(Dataset items)
▼

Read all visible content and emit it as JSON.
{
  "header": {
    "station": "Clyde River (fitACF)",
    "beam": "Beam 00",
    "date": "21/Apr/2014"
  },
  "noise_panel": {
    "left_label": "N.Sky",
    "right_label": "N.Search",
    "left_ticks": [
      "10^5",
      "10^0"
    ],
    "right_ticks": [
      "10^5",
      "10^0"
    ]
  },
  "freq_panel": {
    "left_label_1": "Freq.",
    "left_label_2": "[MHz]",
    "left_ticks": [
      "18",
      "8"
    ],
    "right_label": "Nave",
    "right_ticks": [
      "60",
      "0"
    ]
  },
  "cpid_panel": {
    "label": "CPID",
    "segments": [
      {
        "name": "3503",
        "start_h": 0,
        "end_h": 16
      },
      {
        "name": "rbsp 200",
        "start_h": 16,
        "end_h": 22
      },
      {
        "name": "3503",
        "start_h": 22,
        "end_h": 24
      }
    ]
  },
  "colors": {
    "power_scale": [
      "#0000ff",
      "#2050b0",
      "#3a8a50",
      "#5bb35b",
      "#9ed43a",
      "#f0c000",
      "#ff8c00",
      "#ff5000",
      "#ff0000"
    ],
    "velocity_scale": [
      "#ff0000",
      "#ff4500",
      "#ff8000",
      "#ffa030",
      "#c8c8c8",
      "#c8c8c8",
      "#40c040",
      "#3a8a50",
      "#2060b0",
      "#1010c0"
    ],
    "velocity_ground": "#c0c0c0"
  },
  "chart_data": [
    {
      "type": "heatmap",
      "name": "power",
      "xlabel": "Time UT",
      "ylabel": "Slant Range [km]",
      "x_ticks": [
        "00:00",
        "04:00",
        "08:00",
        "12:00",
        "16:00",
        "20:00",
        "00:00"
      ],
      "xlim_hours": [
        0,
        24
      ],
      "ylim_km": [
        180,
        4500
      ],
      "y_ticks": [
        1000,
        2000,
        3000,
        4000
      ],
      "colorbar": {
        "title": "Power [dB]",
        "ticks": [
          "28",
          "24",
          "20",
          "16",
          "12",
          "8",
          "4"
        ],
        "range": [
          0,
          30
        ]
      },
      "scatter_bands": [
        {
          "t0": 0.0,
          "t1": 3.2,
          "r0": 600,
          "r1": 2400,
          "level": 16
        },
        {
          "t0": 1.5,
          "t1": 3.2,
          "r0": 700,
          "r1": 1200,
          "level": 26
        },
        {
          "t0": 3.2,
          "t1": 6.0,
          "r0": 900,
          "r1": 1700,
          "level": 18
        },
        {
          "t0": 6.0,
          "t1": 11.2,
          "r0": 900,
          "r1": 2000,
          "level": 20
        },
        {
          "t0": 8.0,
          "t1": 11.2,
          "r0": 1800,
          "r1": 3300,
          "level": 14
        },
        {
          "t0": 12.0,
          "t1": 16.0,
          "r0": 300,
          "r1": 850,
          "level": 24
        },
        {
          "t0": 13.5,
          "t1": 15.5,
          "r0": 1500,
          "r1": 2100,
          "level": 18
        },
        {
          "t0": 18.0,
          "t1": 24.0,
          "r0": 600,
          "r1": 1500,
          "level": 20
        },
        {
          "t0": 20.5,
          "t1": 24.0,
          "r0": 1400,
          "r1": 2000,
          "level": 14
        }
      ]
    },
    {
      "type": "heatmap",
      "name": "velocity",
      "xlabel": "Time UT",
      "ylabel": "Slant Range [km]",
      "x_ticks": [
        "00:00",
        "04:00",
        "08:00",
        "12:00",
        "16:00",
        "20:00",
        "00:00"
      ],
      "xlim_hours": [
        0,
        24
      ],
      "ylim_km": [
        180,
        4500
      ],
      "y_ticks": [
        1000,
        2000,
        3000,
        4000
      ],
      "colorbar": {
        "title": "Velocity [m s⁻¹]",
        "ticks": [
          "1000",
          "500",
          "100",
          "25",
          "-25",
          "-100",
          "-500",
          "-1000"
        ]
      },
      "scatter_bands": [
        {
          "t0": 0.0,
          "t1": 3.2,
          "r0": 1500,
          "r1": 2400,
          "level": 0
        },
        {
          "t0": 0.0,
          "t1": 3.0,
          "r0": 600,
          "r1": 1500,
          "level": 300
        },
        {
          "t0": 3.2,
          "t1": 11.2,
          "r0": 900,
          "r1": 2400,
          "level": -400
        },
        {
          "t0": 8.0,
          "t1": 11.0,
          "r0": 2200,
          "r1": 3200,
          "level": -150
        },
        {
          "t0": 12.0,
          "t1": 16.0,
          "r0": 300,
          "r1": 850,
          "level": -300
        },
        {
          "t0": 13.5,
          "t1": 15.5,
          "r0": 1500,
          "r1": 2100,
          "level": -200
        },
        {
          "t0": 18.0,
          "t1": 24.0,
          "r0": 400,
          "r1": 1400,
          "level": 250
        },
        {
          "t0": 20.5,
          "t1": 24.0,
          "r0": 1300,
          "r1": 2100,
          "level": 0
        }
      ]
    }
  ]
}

▲

** Aim of the task **
Copy each line of the data above without altering a single character.

** Exercise output **
Read all visible content and emit it as JSON.
{
  "header": {
    "station": "Clyde River (fitACF)",
    "beam": "Beam 00",
    "date": "21/Apr/2014"
  },
  "noise_panel": {
    "left_label": "N.Sky",
    "right_label": "N.Search",
    "left_ticks": [
      "10^5",
      "10^0"
    ],
    "right_ticks": [
      "10^5",
      "10^0"
    ]
  },
  "freq_panel": {
    "left_label_1": "Freq.",
    "left_label_2": "[MHz]",
    "left_ticks": [
      "18",
      "8"
    ],
    "right_label": "Nave",
    "right_ticks": [
      "60",
      "0"
    ]
  },
  "cpid_panel": {
    "label": "CPID",
    "segments": [
      {
        "name": "3503",
        "start_h": 0,
        "end_h": 16
      },
      {
        "name": "rbsp 200",
        "start_h": 16,
        "end_h": 22
      },
      {
        "name": "3503",
        "start_h": 22,
        "end_h": 24
      }
    ]
  },
  "colors": {
    "power_scale": [
      "#0000ff",
      "#2050b0",
      "#3a8a50",
      "#5bb35b",
      "#9ed43a",
      "#f0c000",
      "#ff8c00",
      "#ff5000",
      "#ff0000"
    ],
    "velocity_scale": [
      "#ff0000",
      "#ff4500",
      "#ff8000",
      "#ffa030",
      "#c8c8c8",
      "#c8c8c8",
      "#40c040",
      "#3a8a50",
      "#2060b0",
      "#1010c0"
    ],
    "velocity_ground": "#c0c0c0"
  },
  "chart_data": [
    {
      "type": "heatmap",
      "name": "power",
      "xlabel": "Time UT",
      "ylabel": "Slant Range [km]",
      "x_ticks": [
        "00:00",
        "04:00",
        "08:00",
        "12:00",
        "16:00",
        "20:00",
        "00:00"
      ],
      "xlim_hours": [
        0,
        24
      ],
      "ylim_km": [
        180,
        4500
      ],
      "y_ticks": [
        1000,
        2000,
        3000,
        4000
      ],
      "colorbar": {
        "title": "Power [dB]",
        "ticks": [
          "28",
          "24",
          "20",
          "16",
          "12",
          "8",
          "4"
        ],
        "range": [
          0,
          30
        ]
      },
      "scatter_bands": [
        {
          "t0": 0.0,
          "t1": 3.2,
          "r0": 600,
          "r1": 2400,
          "level": 16
        },
        {
          "t0": 1.5,
          "t1": 3.2,
          "r0": 700,
          "r1": 1200,
          "level": 26
        },
        {
          "t0": 3.2,
          "t1": 6.0,
          "r0": 900,
          "r1": 1700,
          "level": 18
        },
        {
          "t0": 6.0,
          "t1": 11.2,
          "r0": 900,
          "r1": 2000,
          "level": 20
        },
        {
          "t0": 8.0,
          "t1": 11.2,
          "r0": 1800,
          "r1": 3300,
          "level": 14
        },
        {
          "t0": 12.0,
          "t1": 16.0,
          "r0": 300,
          "r1": 850,
          "level": 24
        },
        {
          "t0": 13.5,
          "t1": 15.5,
          "r0": 1500,
          "r1": 2100,
          "level": 18
        },
        {
          "t0": 18.0,
          "t1": 24.0,
          "r0": 600,
          "r1": 1500,
          "level": 20
        },
        {
          "t0": 20.5,
          "t1": 24.0,
          "r0": 1400,
          "r1": 2000,
          "level": 14
        }
      ]
    },
    {
      "type": "heatmap",
      "name": "velocity",
      "xlabel": "Time UT",
      "ylabel": "Slant Range [km]",
      "x_ticks": [
        "00:00",
        "04:00",
        "08:00",
        "12:00",
        "16:00",
        "20:00",
        "00:00"
      ],
      "xlim_hours": [
        0,
        24
      ],
      "ylim_km": [
        180,
        4500
      ],
      "y_ticks": [
        1000,
        2000,
        3000,
        4000
      ],
      "colorbar": {
        "title": "Velocity [m s⁻¹]",
        "ticks": [
          "1000",
          "500",
          "100",
          "25",
          "-25",
          "-100",
          "-500",
          "-1000"
        ]
      },
      "scatter_bands": [
        {
          "t0": 0.0,
          "t1": 3.2,
          "r0": 1500,
          "r1": 2400,
          "level": 0
        },
        {
          "t0": 0.0,
          "t1": 3.0,
          "r0": 600,
          "r1": 1500,
          "level": 300
        },
        {
          "t0": 3.2,
          "t1": 11.2,
          "r0": 900,
          "r1": 2400,
          "level": -400
        },
        {
          "t0": 8.0,
          "t1": 11.0,
          "r0": 2200,
          "r1": 3200,
          "level": -150
        },
        {
          "t0": 12.0,
          "t1": 16.0,
          "r0": 300,
          "r1": 850,
          "level": -300
        },
        {
          "t0": 13.5,
          "t1": 15.5,
          "r0": 1500,
          "r1": 2100,
          "level": -200
        },
        {
          "t0": 18.0,
          "t1": 24.0,
          "r0": 400,
          "r1": 1400,
          "level": 250
        },
        {
          "t0": 20.5,
          "t1": 24.0,
          "r0": 1300,
          "r1": 2100,
          "level": 0
        }
      ]
    }
  ]
}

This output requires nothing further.